[Stored records]
"""
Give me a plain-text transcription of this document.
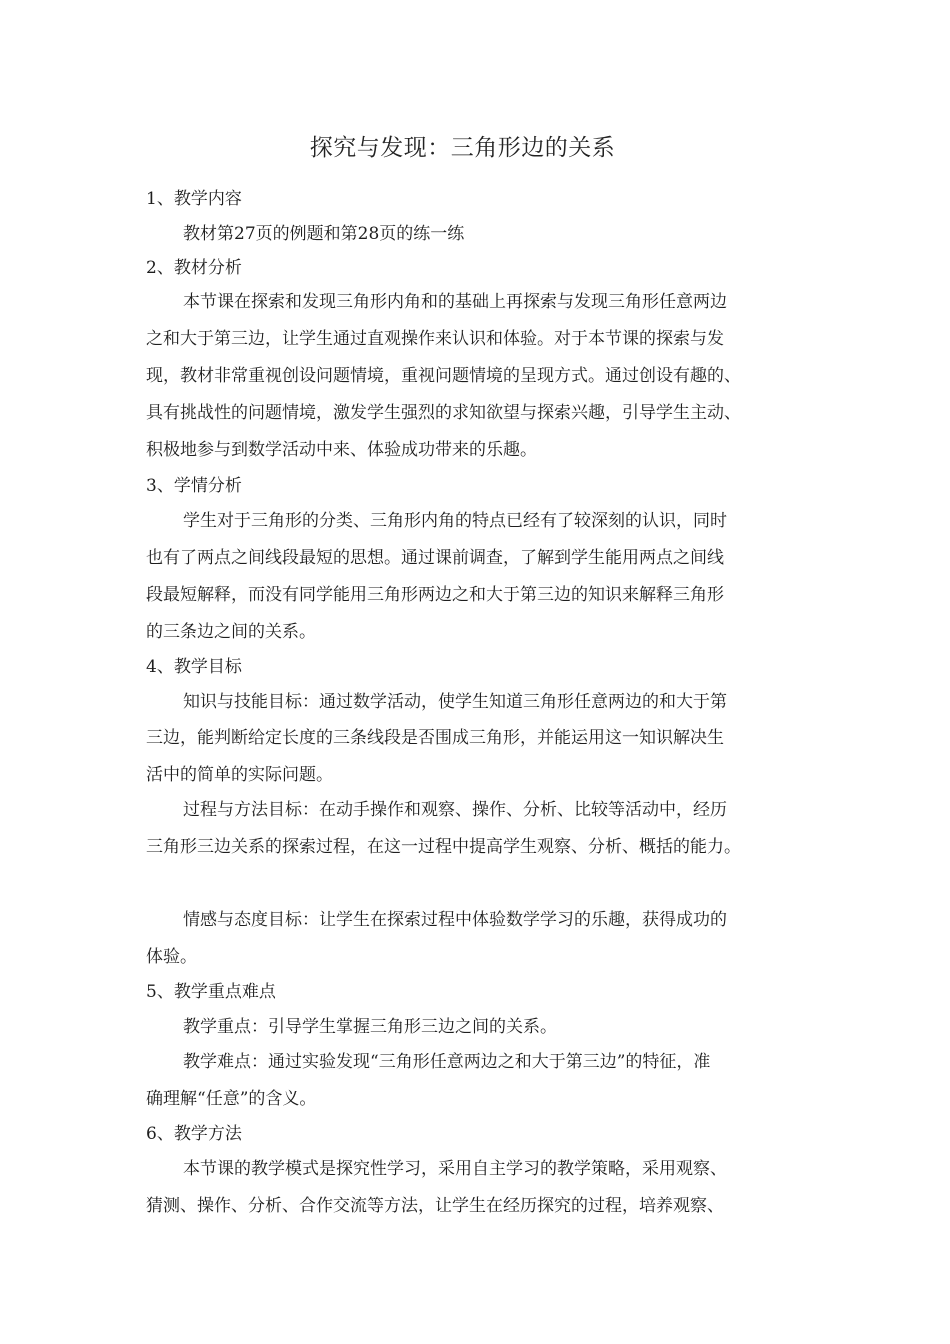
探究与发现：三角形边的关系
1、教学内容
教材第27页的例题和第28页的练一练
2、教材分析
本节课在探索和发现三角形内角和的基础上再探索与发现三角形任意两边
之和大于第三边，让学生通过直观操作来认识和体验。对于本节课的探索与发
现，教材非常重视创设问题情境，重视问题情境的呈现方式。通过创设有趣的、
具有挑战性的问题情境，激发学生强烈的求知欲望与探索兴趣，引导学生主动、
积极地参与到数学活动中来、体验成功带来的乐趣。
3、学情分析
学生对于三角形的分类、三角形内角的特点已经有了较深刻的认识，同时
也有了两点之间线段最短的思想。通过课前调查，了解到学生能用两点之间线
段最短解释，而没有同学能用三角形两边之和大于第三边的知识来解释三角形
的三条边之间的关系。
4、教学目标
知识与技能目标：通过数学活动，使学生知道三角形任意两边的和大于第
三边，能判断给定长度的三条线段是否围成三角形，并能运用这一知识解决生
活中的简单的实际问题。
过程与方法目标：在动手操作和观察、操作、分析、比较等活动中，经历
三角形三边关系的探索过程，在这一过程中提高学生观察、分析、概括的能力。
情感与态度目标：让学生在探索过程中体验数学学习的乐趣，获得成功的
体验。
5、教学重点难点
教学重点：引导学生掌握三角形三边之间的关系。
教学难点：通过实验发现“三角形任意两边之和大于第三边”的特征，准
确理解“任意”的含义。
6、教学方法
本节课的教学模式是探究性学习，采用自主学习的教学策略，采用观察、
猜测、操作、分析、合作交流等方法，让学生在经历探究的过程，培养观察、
"""
### PROBLEM STATEMENT
Copy the entries exactly. Leave out the images.

### RESPONSE FOR THIS EXERCISE
Give me a plain-text transcription of this document.
探究与发现：三角形边的关系
1、教学内容
教材第27页的例题和第28页的练一练
2、教材分析
本节课在探索和发现三角形内角和的基础上再探索与发现三角形任意两边
之和大于第三边，让学生通过直观操作来认识和体验。对于本节课的探索与发
现，教材非常重视创设问题情境，重视问题情境的呈现方式。通过创设有趣的、
具有挑战性的问题情境，激发学生强烈的求知欲望与探索兴趣，引导学生主动、
积极地参与到数学活动中来、体验成功带来的乐趣。
3、学情分析
学生对于三角形的分类、三角形内角的特点已经有了较深刻的认识，同时
也有了两点之间线段最短的思想。通过课前调查，了解到学生能用两点之间线
段最短解释，而没有同学能用三角形两边之和大于第三边的知识来解释三角形
的三条边之间的关系。
4、教学目标
知识与技能目标：通过数学活动，使学生知道三角形任意两边的和大于第
三边，能判断给定长度的三条线段是否围成三角形，并能运用这一知识解决生
活中的简单的实际问题。
过程与方法目标：在动手操作和观察、操作、分析、比较等活动中，经历
三角形三边关系的探索过程，在这一过程中提高学生观察、分析、概括的能力。
情感与态度目标：让学生在探索过程中体验数学学习的乐趣，获得成功的
体验。
5、教学重点难点
教学重点：引导学生掌握三角形三边之间的关系。
教学难点：通过实验发现“三角形任意两边之和大于第三边”的特征，准
确理解“任意”的含义。
6、教学方法
本节课的教学模式是探究性学习，采用自主学习的教学策略，采用观察、
猜测、操作、分析、合作交流等方法，让学生在经历探究的过程，培养观察、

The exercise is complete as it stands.